**EXERCISE TASK:**
Lines containing the string "盖斯定律在生产和科学研究中有很重要的意义" are to be collected in full.

**INFORMATION PROVIDED:**
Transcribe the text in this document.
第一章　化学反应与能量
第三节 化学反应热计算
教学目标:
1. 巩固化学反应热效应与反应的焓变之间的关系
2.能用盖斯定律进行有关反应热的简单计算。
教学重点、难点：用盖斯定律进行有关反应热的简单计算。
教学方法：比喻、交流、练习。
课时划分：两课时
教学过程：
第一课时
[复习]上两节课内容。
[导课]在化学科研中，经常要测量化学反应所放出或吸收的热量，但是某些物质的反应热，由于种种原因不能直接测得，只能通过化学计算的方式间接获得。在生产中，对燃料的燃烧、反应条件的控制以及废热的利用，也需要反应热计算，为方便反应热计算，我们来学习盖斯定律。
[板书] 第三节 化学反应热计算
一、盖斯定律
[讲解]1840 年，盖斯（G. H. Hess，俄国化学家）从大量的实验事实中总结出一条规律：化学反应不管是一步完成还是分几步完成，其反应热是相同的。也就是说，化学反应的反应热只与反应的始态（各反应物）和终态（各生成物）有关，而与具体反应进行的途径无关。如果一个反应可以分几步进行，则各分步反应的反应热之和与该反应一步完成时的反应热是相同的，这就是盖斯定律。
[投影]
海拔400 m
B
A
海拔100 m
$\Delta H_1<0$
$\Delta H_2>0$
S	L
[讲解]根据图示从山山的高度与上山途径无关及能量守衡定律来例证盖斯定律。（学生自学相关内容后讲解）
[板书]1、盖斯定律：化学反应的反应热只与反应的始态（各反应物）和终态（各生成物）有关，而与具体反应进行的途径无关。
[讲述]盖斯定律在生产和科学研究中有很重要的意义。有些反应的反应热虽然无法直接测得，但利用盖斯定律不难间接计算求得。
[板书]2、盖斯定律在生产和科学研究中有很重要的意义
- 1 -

**FULL RESPONSE:**
[讲述]盖斯定律在生产和科学研究中有很重要的意义。有些反应的反应热虽然无法直接测得，但利用盖斯定律不难间接计算求得。
[板书]2、盖斯定律在生产和科学研究中有很重要的意义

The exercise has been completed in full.